- **What to do**
Copy out each line below exactly as it appears.

- **Records from a collection**

»»

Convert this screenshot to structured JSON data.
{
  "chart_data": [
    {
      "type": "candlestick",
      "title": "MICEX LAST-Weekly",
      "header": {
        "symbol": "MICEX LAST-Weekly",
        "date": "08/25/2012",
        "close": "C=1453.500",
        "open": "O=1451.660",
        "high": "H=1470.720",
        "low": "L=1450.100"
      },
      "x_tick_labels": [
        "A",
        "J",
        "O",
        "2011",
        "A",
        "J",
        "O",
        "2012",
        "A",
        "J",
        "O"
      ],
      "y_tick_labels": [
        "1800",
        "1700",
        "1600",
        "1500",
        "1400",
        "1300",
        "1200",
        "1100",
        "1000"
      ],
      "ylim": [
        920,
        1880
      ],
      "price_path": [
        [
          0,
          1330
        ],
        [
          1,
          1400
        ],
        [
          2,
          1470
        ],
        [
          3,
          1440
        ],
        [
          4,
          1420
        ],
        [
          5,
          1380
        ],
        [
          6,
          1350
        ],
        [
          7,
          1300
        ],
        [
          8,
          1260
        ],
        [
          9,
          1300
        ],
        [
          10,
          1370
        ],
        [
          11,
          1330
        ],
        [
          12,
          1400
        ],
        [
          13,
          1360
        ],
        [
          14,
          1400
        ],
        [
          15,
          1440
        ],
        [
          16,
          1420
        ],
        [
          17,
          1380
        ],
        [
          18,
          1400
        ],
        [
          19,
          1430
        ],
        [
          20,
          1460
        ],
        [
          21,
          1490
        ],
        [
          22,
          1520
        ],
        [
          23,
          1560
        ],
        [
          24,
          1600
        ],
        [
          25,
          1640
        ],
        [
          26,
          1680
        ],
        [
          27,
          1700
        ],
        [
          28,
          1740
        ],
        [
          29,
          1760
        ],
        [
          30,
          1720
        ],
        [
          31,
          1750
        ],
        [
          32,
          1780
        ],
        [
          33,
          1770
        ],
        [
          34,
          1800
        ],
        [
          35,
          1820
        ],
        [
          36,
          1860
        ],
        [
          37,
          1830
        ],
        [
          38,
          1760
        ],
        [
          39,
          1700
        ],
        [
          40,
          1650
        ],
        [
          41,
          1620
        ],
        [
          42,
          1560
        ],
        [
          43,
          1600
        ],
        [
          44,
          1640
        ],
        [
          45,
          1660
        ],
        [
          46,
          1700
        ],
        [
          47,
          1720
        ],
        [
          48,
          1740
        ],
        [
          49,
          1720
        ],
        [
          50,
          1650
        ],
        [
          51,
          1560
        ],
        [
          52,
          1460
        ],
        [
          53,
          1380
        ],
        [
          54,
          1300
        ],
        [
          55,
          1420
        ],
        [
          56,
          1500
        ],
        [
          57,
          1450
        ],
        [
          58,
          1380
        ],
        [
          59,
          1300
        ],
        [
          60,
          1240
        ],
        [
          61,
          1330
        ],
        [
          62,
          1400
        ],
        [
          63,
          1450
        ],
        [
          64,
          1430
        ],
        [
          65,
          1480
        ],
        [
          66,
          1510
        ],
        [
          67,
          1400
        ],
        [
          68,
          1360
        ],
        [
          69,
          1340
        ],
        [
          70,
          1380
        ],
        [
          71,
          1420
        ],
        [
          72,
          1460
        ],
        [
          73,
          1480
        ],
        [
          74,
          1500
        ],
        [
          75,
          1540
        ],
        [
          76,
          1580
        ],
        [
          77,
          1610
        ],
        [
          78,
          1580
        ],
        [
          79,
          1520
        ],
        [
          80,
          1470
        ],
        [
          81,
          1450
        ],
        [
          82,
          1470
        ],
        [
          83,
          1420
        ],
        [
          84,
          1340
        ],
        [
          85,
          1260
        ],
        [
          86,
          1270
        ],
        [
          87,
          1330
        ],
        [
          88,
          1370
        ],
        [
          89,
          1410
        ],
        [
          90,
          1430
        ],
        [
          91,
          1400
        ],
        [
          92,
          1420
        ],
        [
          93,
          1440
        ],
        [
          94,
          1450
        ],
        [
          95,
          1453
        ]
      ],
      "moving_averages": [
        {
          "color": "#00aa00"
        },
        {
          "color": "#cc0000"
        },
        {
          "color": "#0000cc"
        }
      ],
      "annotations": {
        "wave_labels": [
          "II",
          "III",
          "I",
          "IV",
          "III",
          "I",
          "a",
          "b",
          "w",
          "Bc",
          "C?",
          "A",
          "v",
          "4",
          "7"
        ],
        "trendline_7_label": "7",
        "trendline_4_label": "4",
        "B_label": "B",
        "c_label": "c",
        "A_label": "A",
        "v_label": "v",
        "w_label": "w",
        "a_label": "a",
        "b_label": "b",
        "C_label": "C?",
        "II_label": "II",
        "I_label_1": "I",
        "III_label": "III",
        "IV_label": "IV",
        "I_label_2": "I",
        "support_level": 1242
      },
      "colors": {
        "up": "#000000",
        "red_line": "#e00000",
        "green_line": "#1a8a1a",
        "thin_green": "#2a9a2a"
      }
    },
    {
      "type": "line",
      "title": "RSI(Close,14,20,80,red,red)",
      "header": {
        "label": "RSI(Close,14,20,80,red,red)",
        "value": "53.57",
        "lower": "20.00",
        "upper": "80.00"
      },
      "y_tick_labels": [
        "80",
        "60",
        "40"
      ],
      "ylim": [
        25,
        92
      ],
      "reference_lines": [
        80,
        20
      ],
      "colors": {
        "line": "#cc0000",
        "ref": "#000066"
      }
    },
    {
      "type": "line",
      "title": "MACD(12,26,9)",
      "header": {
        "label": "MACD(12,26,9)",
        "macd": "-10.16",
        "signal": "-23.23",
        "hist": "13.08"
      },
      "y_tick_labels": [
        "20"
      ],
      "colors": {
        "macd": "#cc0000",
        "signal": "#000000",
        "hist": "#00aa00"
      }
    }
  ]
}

««

- **Expected answer**
Convert this screenshot to structured JSON data.
{
  "chart_data": [
    {
      "type": "candlestick",
      "title": "MICEX LAST-Weekly",
      "header": {
        "symbol": "MICEX LAST-Weekly",
        "date": "08/25/2012",
        "close": "C=1453.500",
        "open": "O=1451.660",
        "high": "H=1470.720",
        "low": "L=1450.100"
      },
      "x_tick_labels": [
        "A",
        "J",
        "O",
        "2011",
        "A",
        "J",
        "O",
        "2012",
        "A",
        "J",
        "O"
      ],
      "y_tick_labels": [
        "1800",
        "1700",
        "1600",
        "1500",
        "1400",
        "1300",
        "1200",
        "1100",
        "1000"
      ],
      "ylim": [
        920,
        1880
      ],
      "price_path": [
        [
          0,
          1330
        ],
        [
          1,
          1400
        ],
        [
          2,
          1470
        ],
        [
          3,
          1440
        ],
        [
          4,
          1420
        ],
        [
          5,
          1380
        ],
        [
          6,
          1350
        ],
        [
          7,
          1300
        ],
        [
          8,
          1260
        ],
        [
          9,
          1300
        ],
        [
          10,
          1370
        ],
        [
          11,
          1330
        ],
        [
          12,
          1400
        ],
        [
          13,
          1360
        ],
        [
          14,
          1400
        ],
        [
          15,
          1440
        ],
        [
          16,
          1420
        ],
        [
          17,
          1380
        ],
        [
          18,
          1400
        ],
        [
          19,
          1430
        ],
        [
          20,
          1460
        ],
        [
          21,
          1490
        ],
        [
          22,
          1520
        ],
        [
          23,
          1560
        ],
        [
          24,
          1600
        ],
        [
          25,
          1640
        ],
        [
          26,
          1680
        ],
        [
          27,
          1700
        ],
        [
          28,
          1740
        ],
        [
          29,
          1760
        ],
        [
          30,
          1720
        ],
        [
          31,
          1750
        ],
        [
          32,
          1780
        ],
        [
          33,
          1770
        ],
        [
          34,
          1800
        ],
        [
          35,
          1820
        ],
        [
          36,
          1860
        ],
        [
          37,
          1830
        ],
        [
          38,
          1760
        ],
        [
          39,
          1700
        ],
        [
          40,
          1650
        ],
        [
          41,
          1620
        ],
        [
          42,
          1560
        ],
        [
          43,
          1600
        ],
        [
          44,
          1640
        ],
        [
          45,
          1660
        ],
        [
          46,
          1700
        ],
        [
          47,
          1720
        ],
        [
          48,
          1740
        ],
        [
          49,
          1720
        ],
        [
          50,
          1650
        ],
        [
          51,
          1560
        ],
        [
          52,
          1460
        ],
        [
          53,
          1380
        ],
        [
          54,
          1300
        ],
        [
          55,
          1420
        ],
        [
          56,
          1500
        ],
        [
          57,
          1450
        ],
        [
          58,
          1380
        ],
        [
          59,
          1300
        ],
        [
          60,
          1240
        ],
        [
          61,
          1330
        ],
        [
          62,
          1400
        ],
        [
          63,
          1450
        ],
        [
          64,
          1430
        ],
        [
          65,
          1480
        ],
        [
          66,
          1510
        ],
        [
          67,
          1400
        ],
        [
          68,
          1360
        ],
        [
          69,
          1340
        ],
        [
          70,
          1380
        ],
        [
          71,
          1420
        ],
        [
          72,
          1460
        ],
        [
          73,
          1480
        ],
        [
          74,
          1500
        ],
        [
          75,
          1540
        ],
        [
          76,
          1580
        ],
        [
          77,
          1610
        ],
        [
          78,
          1580
        ],
        [
          79,
          1520
        ],
        [
          80,
          1470
        ],
        [
          81,
          1450
        ],
        [
          82,
          1470
        ],
        [
          83,
          1420
        ],
        [
          84,
          1340
        ],
        [
          85,
          1260
        ],
        [
          86,
          1270
        ],
        [
          87,
          1330
        ],
        [
          88,
          1370
        ],
        [
          89,
          1410
        ],
        [
          90,
          1430
        ],
        [
          91,
          1400
        ],
        [
          92,
          1420
        ],
        [
          93,
          1440
        ],
        [
          94,
          1450
        ],
        [
          95,
          1453
        ]
      ],
      "moving_averages": [
        {
          "color": "#00aa00"
        },
        {
          "color": "#cc0000"
        },
        {
          "color": "#0000cc"
        }
      ],
      "annotations": {
        "wave_labels": [
          "II",
          "III",
          "I",
          "IV",
          "III",
          "I",
          "a",
          "b",
          "w",
          "Bc",
          "C?",
          "A",
          "v",
          "4",
          "7"
        ],
        "trendline_7_label": "7",
        "trendline_4_label": "4",
        "B_label": "B",
        "c_label": "c",
        "A_label": "A",
        "v_label": "v",
        "w_label": "w",
        "a_label": "a",
        "b_label": "b",
        "C_label": "C?",
        "II_label": "II",
        "I_label_1": "I",
        "III_label": "III",
        "IV_label": "IV",
        "I_label_2": "I",
        "support_level": 1242
      },
      "colors": {
        "up": "#000000",
        "red_line": "#e00000",
        "green_line": "#1a8a1a",
        "thin_green": "#2a9a2a"
      }
    },
    {
      "type": "line",
      "title": "RSI(Close,14,20,80,red,red)",
      "header": {
        "label": "RSI(Close,14,20,80,red,red)",
        "value": "53.57",
        "lower": "20.00",
        "upper": "80.00"
      },
      "y_tick_labels": [
        "80",
        "60",
        "40"
      ],
      "ylim": [
        25,
        92
      ],
      "reference_lines": [
        80,
        20
      ],
      "colors": {
        "line": "#cc0000",
        "ref": "#000066"
      }
    },
    {
      "type": "line",
      "title": "MACD(12,26,9)",
      "header": {
        "label": "MACD(12,26,9)",
        "macd": "-10.16",
        "signal": "-23.23",
        "hist": "13.08"
      },
      "y_tick_labels": [
        "20"
      ],
      "colors": {
        "macd": "#cc0000",
        "signal": "#000000",
        "hist": "#00aa00"
      }
    }
  ]
}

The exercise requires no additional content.